■ SET TASK
In the listing below, pick out lines with "order".
• • • • • • •
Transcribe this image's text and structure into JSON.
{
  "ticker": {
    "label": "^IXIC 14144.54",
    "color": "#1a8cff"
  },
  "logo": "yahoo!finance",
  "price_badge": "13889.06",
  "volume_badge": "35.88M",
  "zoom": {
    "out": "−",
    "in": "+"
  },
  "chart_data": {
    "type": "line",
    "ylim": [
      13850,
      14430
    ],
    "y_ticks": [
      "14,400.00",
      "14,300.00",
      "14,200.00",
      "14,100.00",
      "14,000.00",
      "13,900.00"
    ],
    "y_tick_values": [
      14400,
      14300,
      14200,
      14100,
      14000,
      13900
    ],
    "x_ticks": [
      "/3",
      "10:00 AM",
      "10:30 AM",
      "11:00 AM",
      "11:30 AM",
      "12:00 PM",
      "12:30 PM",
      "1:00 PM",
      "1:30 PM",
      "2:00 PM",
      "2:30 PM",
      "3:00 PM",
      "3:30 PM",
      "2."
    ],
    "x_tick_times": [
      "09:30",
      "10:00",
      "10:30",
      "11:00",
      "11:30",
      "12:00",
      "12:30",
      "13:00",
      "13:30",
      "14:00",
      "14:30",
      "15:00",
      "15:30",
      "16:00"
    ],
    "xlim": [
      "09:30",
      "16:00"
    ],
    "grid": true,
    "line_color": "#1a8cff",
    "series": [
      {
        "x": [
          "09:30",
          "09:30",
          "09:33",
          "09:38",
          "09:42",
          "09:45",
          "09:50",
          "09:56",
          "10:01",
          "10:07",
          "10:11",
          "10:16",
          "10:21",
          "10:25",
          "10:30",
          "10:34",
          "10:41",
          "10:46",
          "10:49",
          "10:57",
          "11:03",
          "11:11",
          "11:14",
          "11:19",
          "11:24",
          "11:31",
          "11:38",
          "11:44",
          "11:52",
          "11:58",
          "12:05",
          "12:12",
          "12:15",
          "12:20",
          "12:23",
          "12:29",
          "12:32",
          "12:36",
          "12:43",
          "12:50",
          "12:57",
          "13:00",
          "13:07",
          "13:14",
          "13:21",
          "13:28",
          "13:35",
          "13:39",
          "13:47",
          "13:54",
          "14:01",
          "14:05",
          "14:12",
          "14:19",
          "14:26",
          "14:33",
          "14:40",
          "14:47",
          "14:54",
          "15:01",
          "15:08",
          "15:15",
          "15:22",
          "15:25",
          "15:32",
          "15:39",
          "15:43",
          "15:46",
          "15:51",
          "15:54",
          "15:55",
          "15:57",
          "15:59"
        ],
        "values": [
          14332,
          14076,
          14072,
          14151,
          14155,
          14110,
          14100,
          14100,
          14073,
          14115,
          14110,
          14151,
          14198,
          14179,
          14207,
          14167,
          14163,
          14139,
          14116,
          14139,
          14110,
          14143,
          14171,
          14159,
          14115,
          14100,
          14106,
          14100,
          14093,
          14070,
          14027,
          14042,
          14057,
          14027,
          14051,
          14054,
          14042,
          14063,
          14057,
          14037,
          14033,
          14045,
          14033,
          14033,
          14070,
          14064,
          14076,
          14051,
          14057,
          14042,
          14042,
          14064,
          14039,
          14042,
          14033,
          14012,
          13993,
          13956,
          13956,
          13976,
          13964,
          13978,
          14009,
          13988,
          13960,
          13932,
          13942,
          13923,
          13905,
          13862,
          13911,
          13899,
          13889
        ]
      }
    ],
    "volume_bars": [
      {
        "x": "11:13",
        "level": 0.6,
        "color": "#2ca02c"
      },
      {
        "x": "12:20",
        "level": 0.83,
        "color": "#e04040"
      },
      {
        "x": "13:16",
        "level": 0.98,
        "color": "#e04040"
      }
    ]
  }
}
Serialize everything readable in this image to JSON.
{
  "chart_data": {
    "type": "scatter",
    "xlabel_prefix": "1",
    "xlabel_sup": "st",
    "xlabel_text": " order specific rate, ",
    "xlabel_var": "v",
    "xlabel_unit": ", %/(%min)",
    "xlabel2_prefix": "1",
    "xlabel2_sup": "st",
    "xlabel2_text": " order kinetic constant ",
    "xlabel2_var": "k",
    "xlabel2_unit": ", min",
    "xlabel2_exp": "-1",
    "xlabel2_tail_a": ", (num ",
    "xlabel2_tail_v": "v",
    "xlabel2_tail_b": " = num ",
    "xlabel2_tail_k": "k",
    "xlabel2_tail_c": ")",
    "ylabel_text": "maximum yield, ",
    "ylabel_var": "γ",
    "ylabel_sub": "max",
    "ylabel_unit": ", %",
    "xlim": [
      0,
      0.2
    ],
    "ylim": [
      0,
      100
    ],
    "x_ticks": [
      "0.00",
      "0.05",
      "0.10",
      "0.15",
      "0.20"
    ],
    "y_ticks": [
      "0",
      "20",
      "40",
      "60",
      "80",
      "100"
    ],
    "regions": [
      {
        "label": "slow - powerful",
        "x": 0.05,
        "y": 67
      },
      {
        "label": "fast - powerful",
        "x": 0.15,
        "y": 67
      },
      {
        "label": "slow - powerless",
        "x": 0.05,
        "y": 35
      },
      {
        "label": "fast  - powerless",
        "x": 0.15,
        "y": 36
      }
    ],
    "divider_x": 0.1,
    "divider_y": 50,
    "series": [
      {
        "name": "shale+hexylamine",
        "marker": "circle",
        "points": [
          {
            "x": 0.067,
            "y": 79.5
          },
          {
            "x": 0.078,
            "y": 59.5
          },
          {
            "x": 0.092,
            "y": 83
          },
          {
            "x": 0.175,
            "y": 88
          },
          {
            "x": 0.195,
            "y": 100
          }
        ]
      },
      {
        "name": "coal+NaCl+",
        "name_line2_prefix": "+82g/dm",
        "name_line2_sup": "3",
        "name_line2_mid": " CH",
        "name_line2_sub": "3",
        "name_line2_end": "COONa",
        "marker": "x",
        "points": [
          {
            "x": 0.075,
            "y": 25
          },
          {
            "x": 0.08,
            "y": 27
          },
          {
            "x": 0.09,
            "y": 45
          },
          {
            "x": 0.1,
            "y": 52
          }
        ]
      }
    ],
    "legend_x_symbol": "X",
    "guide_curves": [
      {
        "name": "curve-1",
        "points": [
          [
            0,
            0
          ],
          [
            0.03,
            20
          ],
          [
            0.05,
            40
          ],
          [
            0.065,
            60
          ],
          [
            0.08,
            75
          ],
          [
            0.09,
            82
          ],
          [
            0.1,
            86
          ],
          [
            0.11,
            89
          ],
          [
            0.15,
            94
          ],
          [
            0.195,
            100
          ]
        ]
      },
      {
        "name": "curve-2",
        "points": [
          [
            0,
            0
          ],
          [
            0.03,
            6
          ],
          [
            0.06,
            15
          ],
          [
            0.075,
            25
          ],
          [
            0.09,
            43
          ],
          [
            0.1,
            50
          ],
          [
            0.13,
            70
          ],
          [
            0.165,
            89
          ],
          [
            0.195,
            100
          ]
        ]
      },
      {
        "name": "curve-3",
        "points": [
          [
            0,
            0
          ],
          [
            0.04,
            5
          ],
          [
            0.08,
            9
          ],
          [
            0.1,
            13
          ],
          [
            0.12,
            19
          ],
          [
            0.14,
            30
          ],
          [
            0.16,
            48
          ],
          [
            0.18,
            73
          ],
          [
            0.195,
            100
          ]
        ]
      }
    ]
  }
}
• • • • • • •
■ RESULT FOR THIS TASK
    "xlabel_text": " order specific rate, ",
    "xlabel2_text": " order kinetic constant ",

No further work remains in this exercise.